--- Start of Listed entries ---

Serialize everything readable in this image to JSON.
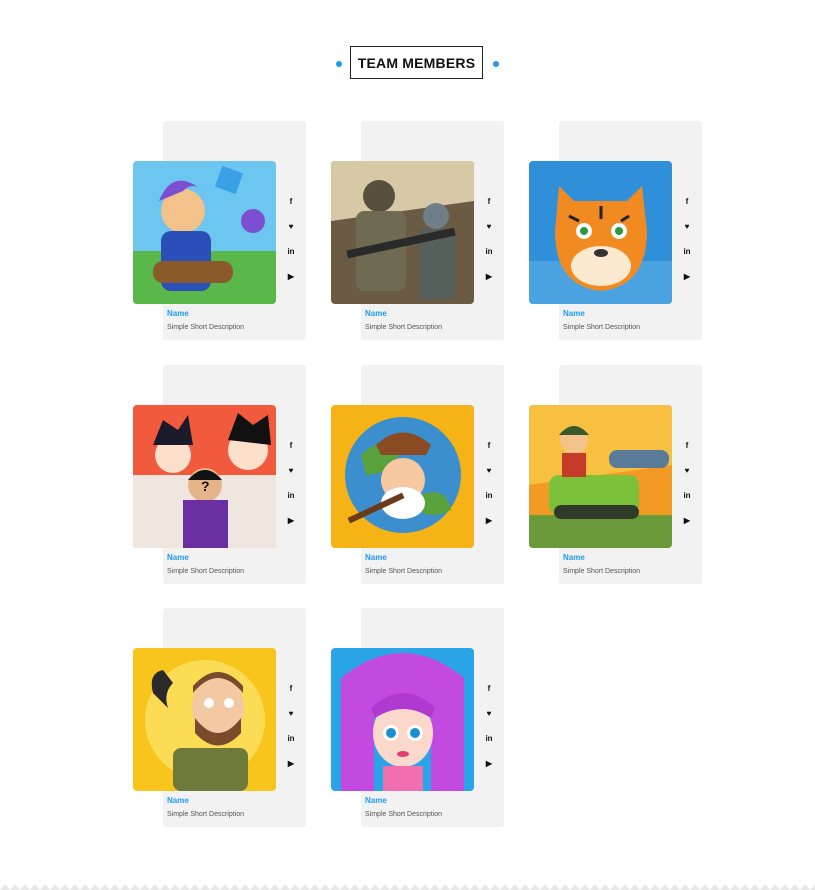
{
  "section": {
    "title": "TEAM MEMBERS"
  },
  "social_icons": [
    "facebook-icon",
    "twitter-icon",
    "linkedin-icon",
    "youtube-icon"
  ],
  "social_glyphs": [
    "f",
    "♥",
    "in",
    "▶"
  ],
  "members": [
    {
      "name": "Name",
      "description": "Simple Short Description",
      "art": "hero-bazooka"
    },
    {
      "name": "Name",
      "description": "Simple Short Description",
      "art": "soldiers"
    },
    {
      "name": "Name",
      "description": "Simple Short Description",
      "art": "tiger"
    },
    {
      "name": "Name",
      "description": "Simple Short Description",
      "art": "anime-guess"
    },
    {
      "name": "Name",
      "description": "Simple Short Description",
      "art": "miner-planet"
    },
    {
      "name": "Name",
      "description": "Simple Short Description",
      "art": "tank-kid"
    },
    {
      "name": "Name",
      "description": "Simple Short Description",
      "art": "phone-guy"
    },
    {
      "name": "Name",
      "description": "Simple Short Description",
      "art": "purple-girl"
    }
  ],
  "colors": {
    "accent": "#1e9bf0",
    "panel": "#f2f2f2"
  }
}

--- End of Listed entries ---

Instructions to follow >>
Copy the material shown above in full and exactly. Skip the pictures.

Response to the exercise >>
Serialize everything readable in this image to JSON.
{
  "section": {
    "title": "TEAM MEMBERS"
  },
  "social_icons": [
    "facebook-icon",
    "twitter-icon",
    "linkedin-icon",
    "youtube-icon"
  ],
  "social_glyphs": [
    "f",
    "♥",
    "in",
    "▶"
  ],
  "members": [
    {
      "name": "Name",
      "description": "Simple Short Description",
      "art": "hero-bazooka"
    },
    {
      "name": "Name",
      "description": "Simple Short Description",
      "art": "soldiers"
    },
    {
      "name": "Name",
      "description": "Simple Short Description",
      "art": "tiger"
    },
    {
      "name": "Name",
      "description": "Simple Short Description",
      "art": "anime-guess"
    },
    {
      "name": "Name",
      "description": "Simple Short Description",
      "art": "miner-planet"
    },
    {
      "name": "Name",
      "description": "Simple Short Description",
      "art": "tank-kid"
    },
    {
      "name": "Name",
      "description": "Simple Short Description",
      "art": "phone-guy"
    },
    {
      "name": "Name",
      "description": "Simple Short Description",
      "art": "purple-girl"
    }
  ],
  "colors": {
    "accent": "#1e9bf0",
    "panel": "#f2f2f2"
  }
}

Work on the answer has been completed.